Problem to solve: Take all the material and copy it exactly.

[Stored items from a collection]
◆ ◆ ◆ ◆ ◆

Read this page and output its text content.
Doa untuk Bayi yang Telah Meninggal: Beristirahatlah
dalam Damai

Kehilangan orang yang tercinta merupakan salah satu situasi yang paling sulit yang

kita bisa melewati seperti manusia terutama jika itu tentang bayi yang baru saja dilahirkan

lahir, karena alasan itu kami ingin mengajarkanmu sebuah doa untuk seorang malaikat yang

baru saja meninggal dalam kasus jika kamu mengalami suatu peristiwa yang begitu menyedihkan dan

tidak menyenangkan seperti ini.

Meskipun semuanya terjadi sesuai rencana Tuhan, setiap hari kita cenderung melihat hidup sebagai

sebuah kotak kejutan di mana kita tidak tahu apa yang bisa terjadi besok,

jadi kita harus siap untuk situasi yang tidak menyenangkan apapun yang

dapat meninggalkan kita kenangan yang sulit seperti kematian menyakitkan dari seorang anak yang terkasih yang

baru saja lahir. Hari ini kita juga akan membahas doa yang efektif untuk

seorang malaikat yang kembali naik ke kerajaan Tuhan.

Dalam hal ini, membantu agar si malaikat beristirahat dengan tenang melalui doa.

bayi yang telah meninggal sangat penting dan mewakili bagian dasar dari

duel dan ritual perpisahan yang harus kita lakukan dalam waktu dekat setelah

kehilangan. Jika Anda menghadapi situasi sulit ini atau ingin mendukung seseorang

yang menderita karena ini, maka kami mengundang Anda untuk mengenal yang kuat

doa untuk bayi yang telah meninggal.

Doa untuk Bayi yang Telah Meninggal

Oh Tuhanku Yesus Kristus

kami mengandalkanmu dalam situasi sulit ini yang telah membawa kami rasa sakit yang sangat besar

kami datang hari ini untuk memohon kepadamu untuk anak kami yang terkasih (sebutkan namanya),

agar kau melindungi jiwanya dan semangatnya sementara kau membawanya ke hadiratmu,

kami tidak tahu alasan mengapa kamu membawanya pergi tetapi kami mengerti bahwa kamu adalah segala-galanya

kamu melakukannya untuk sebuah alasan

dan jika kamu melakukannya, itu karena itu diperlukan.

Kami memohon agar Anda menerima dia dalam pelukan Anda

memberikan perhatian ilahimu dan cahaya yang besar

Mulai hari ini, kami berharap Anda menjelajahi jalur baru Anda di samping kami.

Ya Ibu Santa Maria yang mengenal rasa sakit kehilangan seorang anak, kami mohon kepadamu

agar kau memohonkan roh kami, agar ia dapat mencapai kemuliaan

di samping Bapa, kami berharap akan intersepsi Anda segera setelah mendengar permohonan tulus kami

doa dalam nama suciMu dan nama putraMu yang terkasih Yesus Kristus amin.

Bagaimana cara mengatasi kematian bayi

◆ ◆ ◆ ◆ ◆

Correct output:
Read this page and output its text content.
Doa untuk Bayi yang Telah Meninggal: Beristirahatlah
dalam Damai

Kehilangan orang yang tercinta merupakan salah satu situasi yang paling sulit yang

kita bisa melewati seperti manusia terutama jika itu tentang bayi yang baru saja dilahirkan

lahir, karena alasan itu kami ingin mengajarkanmu sebuah doa untuk seorang malaikat yang

baru saja meninggal dalam kasus jika kamu mengalami suatu peristiwa yang begitu menyedihkan dan

tidak menyenangkan seperti ini.

Meskipun semuanya terjadi sesuai rencana Tuhan, setiap hari kita cenderung melihat hidup sebagai

sebuah kotak kejutan di mana kita tidak tahu apa yang bisa terjadi besok,

jadi kita harus siap untuk situasi yang tidak menyenangkan apapun yang

dapat meninggalkan kita kenangan yang sulit seperti kematian menyakitkan dari seorang anak yang terkasih yang

baru saja lahir. Hari ini kita juga akan membahas doa yang efektif untuk

seorang malaikat yang kembali naik ke kerajaan Tuhan.

Dalam hal ini, membantu agar si malaikat beristirahat dengan tenang melalui doa.

bayi yang telah meninggal sangat penting dan mewakili bagian dasar dari

duel dan ritual perpisahan yang harus kita lakukan dalam waktu dekat setelah

kehilangan. Jika Anda menghadapi situasi sulit ini atau ingin mendukung seseorang

yang menderita karena ini, maka kami mengundang Anda untuk mengenal yang kuat

doa untuk bayi yang telah meninggal.

Doa untuk Bayi yang Telah Meninggal

Oh Tuhanku Yesus Kristus

kami mengandalkanmu dalam situasi sulit ini yang telah membawa kami rasa sakit yang sangat besar

kami datang hari ini untuk memohon kepadamu untuk anak kami yang terkasih (sebutkan namanya),

agar kau melindungi jiwanya dan semangatnya sementara kau membawanya ke hadiratmu,

kami tidak tahu alasan mengapa kamu membawanya pergi tetapi kami mengerti bahwa kamu adalah segala-galanya

kamu melakukannya untuk sebuah alasan

dan jika kamu melakukannya, itu karena itu diperlukan.

Kami memohon agar Anda menerima dia dalam pelukan Anda

memberikan perhatian ilahimu dan cahaya yang besar

Mulai hari ini, kami berharap Anda menjelajahi jalur baru Anda di samping kami.

Ya Ibu Santa Maria yang mengenal rasa sakit kehilangan seorang anak, kami mohon kepadamu

agar kau memohonkan roh kami, agar ia dapat mencapai kemuliaan

di samping Bapa, kami berharap akan intersepsi Anda segera setelah mendengar permohonan tulus kami

doa dalam nama suciMu dan nama putraMu yang terkasih Yesus Kristus amin.

Bagaimana cara mengatasi kematian bayi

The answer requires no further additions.